### Task to carry out
Copy the data verbatim from the line containing "Localize each UI" through the line containing "- bullet-list-icon[interactable]: [309, 637, 338, 669]", leaving out the pictures.

#### Data shown ####

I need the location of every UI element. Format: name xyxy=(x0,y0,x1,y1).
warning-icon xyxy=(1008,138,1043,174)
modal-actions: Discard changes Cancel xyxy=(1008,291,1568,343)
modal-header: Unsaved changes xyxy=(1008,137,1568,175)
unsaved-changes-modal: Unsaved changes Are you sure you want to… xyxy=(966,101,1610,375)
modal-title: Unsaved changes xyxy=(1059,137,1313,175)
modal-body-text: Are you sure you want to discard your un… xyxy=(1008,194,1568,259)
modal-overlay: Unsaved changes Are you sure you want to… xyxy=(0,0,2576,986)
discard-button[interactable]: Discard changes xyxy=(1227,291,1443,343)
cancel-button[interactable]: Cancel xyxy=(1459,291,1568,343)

####
#### Data shown ####

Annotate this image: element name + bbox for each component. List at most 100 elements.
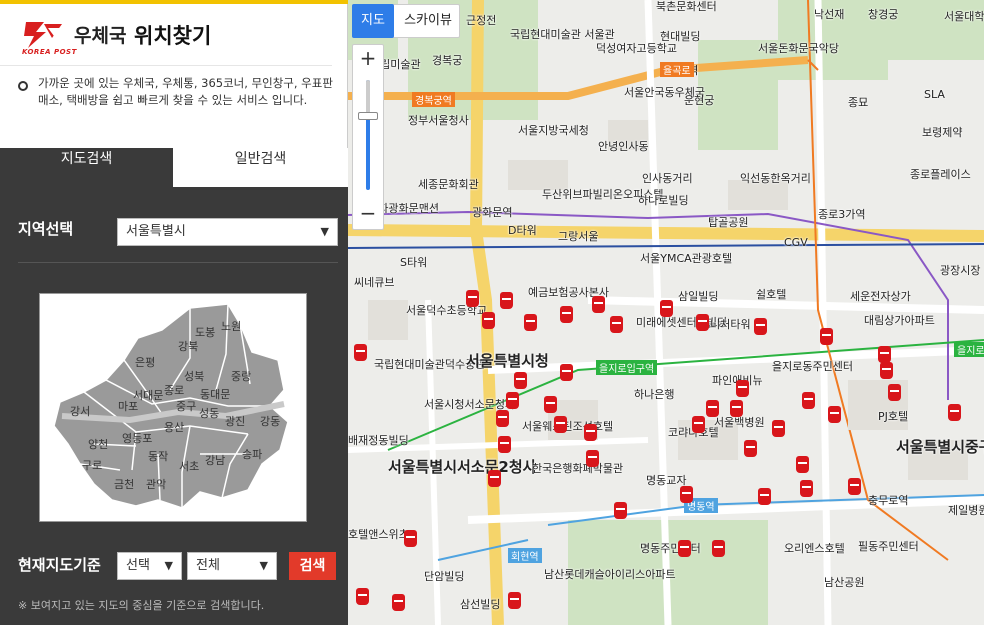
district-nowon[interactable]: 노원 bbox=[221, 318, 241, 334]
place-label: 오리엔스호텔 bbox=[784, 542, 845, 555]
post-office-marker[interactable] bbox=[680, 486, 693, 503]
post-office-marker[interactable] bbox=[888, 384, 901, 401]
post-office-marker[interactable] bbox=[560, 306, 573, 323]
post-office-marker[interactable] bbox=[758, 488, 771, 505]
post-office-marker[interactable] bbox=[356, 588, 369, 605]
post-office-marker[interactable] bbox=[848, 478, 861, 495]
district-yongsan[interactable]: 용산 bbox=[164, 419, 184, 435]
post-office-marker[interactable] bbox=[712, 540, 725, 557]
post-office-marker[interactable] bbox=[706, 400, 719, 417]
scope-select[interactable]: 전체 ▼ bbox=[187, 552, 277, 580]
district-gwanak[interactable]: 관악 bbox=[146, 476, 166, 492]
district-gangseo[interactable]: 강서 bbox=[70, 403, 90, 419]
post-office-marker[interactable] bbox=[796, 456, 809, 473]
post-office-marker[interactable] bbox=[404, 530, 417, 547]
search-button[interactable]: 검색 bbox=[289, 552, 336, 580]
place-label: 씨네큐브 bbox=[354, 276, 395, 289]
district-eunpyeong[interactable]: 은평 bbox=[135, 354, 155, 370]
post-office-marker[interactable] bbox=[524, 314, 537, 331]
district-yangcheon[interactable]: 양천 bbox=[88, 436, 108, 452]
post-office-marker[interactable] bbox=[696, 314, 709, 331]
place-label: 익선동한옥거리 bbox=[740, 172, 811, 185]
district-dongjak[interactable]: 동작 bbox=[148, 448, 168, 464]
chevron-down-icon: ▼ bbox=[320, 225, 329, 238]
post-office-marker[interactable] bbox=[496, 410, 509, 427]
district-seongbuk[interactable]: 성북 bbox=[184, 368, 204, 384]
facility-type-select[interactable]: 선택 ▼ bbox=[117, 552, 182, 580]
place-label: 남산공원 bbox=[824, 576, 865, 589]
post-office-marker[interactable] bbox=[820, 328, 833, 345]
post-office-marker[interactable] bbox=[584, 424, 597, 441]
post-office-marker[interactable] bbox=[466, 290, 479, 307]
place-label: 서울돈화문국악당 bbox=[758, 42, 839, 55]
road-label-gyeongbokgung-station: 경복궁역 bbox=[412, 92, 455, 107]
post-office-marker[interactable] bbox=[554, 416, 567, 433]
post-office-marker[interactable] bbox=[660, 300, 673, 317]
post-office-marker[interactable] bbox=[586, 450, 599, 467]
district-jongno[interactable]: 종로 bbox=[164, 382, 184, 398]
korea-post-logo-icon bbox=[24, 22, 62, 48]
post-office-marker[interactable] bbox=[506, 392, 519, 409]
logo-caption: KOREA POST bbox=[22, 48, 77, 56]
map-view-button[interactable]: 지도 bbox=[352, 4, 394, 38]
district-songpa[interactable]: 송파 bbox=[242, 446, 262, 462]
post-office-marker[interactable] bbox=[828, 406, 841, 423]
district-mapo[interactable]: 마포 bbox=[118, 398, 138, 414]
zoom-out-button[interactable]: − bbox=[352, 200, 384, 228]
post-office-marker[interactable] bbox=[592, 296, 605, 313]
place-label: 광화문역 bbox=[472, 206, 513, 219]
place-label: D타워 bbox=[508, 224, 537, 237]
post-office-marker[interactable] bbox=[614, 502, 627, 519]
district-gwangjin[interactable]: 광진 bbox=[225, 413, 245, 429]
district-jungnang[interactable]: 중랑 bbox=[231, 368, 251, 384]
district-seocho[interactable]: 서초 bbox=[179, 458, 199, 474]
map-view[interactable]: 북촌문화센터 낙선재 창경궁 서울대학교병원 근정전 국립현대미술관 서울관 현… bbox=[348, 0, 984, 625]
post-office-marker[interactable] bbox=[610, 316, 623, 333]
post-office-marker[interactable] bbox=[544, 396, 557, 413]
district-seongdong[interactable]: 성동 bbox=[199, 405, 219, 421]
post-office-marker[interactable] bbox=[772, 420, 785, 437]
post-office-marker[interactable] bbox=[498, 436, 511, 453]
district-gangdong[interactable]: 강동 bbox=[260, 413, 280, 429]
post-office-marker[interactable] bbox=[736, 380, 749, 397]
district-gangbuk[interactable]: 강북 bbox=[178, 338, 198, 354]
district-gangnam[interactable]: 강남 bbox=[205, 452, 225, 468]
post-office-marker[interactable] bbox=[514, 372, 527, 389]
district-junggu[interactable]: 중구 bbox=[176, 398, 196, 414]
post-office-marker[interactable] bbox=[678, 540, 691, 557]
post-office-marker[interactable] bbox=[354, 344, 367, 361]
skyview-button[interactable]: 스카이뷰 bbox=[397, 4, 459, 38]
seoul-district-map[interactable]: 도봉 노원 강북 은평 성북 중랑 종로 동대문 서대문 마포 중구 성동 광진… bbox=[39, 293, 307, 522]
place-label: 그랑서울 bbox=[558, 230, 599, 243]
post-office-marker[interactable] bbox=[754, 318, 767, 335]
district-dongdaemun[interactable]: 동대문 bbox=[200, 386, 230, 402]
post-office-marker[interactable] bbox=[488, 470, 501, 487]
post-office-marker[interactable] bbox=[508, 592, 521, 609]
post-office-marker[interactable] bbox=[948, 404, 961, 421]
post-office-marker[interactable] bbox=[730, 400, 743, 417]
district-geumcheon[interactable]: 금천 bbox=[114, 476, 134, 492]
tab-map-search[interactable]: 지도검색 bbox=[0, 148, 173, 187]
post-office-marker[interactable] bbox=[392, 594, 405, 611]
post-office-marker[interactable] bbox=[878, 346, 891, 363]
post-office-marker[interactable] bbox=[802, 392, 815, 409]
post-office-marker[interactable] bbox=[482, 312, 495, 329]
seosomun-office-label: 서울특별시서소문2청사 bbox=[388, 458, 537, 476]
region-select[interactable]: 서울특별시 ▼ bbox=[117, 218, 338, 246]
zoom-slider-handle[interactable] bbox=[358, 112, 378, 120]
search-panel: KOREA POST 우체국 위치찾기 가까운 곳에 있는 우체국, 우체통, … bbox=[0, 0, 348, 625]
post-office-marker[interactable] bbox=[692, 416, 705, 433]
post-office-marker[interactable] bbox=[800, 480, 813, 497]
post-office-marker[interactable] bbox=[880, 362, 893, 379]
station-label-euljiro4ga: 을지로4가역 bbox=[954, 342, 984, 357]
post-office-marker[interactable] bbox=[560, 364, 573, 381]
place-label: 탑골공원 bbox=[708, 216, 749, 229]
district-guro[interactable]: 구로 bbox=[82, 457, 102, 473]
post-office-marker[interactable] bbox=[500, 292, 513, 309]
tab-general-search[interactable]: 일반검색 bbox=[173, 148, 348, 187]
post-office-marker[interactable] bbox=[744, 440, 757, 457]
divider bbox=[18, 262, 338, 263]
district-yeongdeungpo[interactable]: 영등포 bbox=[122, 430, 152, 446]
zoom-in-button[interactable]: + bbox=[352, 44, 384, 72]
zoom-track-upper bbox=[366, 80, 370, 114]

####
#### Data shown ####

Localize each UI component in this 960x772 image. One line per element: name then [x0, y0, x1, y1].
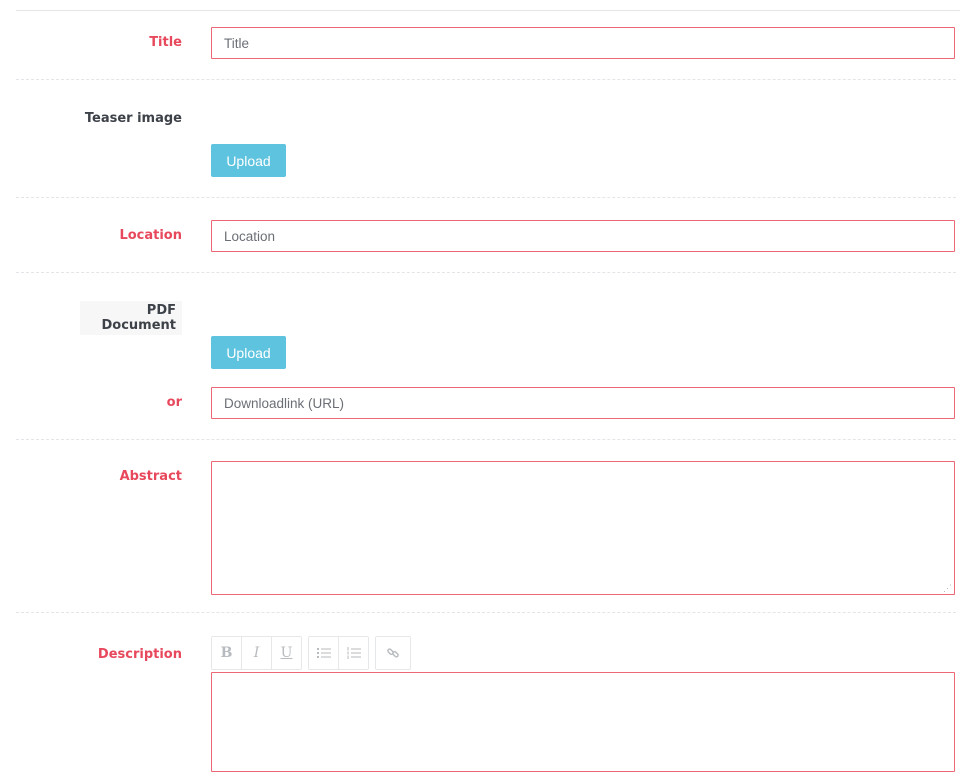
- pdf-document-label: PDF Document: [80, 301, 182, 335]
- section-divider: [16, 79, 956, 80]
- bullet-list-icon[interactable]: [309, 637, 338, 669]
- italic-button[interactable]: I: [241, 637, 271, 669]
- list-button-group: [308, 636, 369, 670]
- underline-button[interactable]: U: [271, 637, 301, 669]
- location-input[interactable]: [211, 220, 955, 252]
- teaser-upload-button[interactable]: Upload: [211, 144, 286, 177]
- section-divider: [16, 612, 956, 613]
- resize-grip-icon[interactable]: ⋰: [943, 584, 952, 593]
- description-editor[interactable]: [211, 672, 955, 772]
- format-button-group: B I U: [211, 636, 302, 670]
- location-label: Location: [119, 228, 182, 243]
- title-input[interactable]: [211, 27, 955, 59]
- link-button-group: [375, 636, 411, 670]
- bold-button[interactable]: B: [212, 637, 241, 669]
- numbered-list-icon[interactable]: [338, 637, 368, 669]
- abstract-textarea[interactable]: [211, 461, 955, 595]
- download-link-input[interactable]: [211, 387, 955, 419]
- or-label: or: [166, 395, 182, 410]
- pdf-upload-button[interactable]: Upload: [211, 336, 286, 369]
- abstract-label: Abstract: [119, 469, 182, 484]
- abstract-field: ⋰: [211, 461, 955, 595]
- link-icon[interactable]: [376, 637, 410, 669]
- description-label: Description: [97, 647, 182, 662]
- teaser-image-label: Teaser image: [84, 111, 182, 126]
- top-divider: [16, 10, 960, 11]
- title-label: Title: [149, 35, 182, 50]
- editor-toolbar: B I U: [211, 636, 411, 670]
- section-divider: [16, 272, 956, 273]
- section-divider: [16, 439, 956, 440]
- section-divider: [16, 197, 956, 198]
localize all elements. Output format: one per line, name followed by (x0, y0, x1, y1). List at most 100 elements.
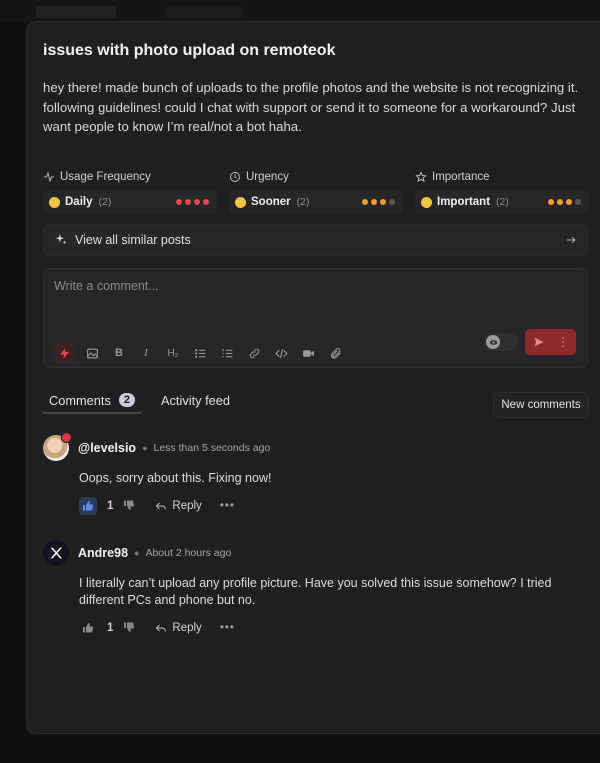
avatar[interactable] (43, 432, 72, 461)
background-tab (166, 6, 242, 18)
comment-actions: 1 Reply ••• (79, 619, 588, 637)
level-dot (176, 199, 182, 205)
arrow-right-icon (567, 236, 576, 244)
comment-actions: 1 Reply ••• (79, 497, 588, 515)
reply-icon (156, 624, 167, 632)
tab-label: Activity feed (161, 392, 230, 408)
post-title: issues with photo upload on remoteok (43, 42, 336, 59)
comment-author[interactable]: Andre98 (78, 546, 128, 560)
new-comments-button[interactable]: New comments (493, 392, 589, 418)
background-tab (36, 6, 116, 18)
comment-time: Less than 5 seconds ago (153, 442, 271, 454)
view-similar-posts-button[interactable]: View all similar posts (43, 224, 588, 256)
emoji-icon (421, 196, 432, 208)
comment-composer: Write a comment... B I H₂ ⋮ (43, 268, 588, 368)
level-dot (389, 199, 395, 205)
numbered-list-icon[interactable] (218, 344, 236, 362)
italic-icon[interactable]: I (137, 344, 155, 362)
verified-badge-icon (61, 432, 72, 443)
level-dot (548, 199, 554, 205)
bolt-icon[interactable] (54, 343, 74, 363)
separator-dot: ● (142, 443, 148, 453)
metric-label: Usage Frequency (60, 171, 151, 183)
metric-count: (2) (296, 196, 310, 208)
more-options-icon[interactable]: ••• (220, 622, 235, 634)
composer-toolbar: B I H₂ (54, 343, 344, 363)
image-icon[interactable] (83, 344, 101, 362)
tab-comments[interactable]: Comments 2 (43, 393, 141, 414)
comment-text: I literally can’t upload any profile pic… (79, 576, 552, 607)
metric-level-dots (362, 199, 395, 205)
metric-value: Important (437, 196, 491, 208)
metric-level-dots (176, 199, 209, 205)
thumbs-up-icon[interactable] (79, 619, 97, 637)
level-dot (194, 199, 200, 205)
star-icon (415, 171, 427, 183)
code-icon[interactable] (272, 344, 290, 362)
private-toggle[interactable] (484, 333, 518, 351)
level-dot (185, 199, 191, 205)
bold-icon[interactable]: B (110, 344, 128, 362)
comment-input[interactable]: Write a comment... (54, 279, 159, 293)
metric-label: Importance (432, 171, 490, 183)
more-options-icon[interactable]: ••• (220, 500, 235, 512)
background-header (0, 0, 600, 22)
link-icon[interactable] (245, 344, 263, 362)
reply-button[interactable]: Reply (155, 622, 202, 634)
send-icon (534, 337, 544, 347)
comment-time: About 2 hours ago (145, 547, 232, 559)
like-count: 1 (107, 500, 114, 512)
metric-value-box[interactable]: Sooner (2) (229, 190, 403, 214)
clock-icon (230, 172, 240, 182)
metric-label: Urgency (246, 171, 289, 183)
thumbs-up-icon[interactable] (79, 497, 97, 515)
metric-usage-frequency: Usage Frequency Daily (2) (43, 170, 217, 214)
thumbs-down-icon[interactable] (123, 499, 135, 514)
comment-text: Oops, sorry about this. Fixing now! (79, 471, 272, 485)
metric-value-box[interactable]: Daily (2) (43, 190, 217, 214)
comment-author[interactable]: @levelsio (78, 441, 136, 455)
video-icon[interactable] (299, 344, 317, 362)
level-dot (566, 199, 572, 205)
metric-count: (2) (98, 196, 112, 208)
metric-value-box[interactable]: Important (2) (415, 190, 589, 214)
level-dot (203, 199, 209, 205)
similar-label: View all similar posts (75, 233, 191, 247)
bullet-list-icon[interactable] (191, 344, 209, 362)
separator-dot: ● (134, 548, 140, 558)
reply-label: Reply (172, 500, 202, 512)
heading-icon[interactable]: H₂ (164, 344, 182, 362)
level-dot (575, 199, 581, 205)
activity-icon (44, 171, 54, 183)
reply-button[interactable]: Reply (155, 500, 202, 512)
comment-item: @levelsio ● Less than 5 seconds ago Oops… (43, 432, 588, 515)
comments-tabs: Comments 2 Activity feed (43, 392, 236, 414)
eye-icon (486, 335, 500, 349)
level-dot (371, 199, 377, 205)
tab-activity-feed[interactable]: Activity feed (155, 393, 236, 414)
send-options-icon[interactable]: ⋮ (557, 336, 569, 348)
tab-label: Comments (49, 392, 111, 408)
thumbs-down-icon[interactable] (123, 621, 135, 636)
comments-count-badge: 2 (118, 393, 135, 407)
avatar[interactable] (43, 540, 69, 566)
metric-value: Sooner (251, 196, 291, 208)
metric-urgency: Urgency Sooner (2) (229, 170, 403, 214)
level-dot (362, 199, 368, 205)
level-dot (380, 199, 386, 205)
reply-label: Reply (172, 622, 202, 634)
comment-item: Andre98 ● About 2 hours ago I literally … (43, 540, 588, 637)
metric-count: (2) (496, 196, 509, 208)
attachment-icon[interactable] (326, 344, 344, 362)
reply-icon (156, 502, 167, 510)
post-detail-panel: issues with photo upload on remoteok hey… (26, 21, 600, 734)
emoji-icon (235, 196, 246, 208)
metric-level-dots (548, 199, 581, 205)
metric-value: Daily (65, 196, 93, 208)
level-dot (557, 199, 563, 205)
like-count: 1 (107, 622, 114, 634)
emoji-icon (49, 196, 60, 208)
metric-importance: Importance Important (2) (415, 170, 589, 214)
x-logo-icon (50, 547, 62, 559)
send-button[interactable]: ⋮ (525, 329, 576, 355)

####

### Solution for this task
Localize each UI component in this 960x772 image. One line per element: name then [x0, y0, x1, y1].
- pdf-document-label: PDF Document: [80, 301, 182, 335]
- section-divider: [16, 79, 956, 80]
- bullet-list-icon[interactable]: [309, 637, 338, 669]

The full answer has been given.